### [Work required]
Count lines holding the string "Taxes" in the data that follows. Reply with one number only.

### [Data shown]
------------------------------------
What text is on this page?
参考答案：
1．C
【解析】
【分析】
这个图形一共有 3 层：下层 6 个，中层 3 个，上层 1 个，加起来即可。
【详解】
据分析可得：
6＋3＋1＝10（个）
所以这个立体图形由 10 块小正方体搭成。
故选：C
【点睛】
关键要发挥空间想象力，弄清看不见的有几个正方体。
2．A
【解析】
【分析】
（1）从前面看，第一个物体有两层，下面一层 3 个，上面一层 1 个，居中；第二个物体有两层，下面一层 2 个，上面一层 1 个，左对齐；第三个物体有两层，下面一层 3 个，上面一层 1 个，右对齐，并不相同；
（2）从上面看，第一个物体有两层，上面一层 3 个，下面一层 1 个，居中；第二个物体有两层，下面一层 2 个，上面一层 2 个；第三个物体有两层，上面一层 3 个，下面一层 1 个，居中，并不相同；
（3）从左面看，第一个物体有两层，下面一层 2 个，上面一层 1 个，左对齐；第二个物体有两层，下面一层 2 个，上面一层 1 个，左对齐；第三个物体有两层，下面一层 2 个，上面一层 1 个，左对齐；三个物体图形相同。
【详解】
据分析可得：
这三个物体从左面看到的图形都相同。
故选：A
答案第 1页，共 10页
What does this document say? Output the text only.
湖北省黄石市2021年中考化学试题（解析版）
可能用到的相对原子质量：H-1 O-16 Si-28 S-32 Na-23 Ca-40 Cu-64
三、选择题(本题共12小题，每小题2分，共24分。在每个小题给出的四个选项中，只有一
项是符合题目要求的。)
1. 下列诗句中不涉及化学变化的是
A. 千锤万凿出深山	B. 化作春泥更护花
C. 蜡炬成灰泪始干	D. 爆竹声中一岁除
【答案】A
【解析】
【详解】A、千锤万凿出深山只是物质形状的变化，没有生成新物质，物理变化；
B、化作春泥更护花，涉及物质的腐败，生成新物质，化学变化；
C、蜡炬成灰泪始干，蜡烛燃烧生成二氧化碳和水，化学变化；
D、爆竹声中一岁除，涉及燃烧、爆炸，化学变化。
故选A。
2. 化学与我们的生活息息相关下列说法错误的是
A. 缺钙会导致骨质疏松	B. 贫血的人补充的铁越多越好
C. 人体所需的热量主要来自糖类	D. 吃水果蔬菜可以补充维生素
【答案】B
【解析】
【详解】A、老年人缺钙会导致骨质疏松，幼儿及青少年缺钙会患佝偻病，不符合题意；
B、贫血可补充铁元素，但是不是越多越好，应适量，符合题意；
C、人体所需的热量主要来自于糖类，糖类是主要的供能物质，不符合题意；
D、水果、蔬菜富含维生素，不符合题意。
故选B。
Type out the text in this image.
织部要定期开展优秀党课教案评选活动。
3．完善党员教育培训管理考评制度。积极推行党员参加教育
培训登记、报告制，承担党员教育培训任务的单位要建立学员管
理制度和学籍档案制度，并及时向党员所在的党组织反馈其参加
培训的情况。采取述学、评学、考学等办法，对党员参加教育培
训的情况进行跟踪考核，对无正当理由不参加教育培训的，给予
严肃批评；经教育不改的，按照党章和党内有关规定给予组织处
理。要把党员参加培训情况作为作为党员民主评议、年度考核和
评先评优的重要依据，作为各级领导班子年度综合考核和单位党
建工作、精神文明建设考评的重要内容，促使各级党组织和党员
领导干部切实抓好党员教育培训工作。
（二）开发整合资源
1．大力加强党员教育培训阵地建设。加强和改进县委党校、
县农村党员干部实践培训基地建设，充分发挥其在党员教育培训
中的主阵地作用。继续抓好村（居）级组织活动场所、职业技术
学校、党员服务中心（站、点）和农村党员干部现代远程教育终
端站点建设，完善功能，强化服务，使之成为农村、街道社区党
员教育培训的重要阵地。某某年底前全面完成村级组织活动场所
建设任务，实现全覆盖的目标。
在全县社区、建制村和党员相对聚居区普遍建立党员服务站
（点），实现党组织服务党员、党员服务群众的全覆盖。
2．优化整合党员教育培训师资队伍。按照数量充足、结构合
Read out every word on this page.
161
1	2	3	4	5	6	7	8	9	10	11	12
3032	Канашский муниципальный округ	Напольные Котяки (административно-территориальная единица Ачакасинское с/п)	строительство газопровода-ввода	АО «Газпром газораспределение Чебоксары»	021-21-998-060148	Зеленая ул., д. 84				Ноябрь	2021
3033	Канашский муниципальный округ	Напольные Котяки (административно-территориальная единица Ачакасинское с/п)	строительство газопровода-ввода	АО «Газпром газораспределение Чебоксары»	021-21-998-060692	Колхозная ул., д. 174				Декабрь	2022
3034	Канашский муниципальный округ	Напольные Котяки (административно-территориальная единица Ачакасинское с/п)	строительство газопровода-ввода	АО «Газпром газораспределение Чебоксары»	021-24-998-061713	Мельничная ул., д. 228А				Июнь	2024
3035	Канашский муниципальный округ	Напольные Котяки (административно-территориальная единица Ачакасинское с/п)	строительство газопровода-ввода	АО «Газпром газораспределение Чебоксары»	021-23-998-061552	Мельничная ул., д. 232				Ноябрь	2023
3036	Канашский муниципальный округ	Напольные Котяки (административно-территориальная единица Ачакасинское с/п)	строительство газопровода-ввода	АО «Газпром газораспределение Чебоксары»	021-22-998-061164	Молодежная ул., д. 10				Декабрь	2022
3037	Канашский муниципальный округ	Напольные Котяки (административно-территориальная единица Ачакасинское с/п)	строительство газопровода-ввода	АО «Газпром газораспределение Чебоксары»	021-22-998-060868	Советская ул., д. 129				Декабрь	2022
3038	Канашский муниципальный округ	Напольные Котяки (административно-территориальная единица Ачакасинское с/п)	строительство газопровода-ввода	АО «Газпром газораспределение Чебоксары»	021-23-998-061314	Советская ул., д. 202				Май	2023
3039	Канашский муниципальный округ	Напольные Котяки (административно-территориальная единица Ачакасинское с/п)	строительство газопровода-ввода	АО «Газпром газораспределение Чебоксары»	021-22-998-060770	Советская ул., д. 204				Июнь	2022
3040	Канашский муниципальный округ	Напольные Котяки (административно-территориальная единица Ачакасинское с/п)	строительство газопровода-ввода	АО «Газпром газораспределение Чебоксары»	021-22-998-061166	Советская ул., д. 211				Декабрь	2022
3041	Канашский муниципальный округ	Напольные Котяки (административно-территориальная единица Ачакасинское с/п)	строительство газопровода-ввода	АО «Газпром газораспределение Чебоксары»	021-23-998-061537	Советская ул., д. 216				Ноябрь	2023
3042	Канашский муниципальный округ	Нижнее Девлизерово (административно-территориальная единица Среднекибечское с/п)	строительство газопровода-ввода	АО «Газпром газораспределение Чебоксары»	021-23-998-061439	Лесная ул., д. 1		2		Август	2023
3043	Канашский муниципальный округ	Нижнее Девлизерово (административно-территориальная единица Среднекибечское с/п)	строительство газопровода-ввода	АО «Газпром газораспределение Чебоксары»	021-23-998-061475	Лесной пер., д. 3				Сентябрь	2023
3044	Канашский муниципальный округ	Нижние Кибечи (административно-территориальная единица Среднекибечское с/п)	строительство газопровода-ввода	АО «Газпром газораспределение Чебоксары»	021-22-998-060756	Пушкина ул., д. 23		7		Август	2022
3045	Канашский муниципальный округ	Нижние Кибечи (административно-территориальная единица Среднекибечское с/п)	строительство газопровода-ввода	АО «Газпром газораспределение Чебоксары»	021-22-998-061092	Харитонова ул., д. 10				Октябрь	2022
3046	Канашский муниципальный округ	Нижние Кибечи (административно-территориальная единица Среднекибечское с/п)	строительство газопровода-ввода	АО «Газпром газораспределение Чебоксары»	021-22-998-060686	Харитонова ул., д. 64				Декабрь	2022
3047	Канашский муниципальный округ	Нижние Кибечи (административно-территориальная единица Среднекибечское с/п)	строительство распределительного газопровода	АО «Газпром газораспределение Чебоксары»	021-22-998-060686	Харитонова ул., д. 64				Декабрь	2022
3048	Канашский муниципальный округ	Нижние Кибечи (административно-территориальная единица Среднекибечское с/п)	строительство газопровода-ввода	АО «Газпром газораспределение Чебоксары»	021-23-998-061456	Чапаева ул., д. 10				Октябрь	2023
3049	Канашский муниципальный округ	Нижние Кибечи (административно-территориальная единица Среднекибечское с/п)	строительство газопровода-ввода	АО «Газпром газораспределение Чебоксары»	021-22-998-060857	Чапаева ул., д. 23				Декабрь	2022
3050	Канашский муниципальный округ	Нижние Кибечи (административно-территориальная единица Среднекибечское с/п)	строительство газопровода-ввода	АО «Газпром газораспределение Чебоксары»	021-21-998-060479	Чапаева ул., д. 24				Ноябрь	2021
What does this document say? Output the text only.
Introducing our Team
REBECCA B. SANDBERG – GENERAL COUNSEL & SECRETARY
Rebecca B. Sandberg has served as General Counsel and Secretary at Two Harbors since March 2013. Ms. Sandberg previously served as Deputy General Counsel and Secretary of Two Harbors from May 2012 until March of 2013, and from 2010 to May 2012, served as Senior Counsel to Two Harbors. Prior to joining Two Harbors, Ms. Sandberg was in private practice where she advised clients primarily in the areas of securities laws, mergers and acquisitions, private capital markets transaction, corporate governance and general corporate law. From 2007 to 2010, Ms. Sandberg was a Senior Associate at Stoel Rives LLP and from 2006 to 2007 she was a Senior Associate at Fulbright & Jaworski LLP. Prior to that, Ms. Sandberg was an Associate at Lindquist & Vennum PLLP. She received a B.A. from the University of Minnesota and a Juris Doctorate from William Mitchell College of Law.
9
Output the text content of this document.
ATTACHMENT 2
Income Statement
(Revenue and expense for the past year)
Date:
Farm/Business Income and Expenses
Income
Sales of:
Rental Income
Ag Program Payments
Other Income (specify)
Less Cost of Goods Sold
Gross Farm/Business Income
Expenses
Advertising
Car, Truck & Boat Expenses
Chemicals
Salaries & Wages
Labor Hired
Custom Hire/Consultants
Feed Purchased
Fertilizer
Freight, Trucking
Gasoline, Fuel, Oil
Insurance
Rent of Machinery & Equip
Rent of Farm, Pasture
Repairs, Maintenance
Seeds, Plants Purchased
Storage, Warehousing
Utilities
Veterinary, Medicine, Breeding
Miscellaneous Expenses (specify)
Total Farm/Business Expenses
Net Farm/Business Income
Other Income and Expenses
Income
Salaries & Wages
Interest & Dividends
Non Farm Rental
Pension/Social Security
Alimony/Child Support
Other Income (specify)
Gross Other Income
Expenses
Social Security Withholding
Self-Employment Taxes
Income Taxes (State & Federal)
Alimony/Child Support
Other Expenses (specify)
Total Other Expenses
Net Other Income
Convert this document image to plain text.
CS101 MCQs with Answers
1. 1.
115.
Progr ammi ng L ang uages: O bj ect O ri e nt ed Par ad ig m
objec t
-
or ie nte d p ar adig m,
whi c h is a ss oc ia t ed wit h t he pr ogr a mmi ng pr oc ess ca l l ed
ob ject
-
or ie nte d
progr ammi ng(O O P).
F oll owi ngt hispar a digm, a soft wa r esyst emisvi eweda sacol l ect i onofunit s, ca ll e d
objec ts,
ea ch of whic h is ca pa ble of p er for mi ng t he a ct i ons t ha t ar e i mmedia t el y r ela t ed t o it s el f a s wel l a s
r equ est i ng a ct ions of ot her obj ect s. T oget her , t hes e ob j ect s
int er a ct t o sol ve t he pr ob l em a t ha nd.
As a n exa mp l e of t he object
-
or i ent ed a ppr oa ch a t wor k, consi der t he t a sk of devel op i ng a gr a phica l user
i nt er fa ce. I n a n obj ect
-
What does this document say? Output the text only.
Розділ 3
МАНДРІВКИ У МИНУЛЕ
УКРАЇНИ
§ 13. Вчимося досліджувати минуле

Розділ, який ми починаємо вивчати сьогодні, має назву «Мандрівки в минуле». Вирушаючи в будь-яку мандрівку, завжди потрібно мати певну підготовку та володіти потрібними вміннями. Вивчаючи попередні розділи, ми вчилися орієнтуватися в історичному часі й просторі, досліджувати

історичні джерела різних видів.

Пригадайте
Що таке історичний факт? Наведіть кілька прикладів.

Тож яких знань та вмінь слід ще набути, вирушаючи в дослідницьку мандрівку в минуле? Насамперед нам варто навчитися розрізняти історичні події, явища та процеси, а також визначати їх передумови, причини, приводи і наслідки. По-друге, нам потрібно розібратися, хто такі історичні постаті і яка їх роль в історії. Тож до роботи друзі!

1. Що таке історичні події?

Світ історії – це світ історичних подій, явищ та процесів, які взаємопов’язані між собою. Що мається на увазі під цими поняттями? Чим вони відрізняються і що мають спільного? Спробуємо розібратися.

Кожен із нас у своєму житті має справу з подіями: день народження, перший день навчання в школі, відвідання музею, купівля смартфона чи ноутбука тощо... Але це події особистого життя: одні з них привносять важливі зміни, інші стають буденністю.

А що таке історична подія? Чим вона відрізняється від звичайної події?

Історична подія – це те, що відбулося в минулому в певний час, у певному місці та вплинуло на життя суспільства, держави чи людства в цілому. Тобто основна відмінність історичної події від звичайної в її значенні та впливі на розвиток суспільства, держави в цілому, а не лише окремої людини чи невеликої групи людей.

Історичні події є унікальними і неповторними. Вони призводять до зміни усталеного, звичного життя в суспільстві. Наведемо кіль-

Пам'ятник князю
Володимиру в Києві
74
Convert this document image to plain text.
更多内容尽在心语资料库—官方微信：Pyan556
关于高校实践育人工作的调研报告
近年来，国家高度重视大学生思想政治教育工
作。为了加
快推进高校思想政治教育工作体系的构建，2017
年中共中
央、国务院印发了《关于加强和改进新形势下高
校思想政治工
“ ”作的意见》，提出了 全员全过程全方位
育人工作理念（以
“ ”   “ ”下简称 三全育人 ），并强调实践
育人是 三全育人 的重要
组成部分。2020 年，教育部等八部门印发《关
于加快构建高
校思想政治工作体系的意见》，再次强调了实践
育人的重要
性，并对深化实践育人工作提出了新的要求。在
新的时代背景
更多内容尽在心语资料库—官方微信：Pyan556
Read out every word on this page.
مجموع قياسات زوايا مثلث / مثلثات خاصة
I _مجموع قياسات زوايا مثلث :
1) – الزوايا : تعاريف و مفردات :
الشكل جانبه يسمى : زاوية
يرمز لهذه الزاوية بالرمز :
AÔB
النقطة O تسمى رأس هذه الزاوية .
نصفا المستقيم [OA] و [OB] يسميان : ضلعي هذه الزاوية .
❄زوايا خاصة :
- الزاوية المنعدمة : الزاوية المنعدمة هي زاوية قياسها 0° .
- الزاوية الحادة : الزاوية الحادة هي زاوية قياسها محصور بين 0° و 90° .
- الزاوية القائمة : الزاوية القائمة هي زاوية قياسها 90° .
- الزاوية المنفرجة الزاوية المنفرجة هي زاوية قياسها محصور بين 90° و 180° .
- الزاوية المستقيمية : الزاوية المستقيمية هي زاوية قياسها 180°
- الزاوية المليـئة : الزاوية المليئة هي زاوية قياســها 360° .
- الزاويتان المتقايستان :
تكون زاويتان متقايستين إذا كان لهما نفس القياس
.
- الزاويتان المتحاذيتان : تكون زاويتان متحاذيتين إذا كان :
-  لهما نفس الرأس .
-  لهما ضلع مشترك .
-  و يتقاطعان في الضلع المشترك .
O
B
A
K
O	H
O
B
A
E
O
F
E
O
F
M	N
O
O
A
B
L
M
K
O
------------------------------------
### [Problem solution]
2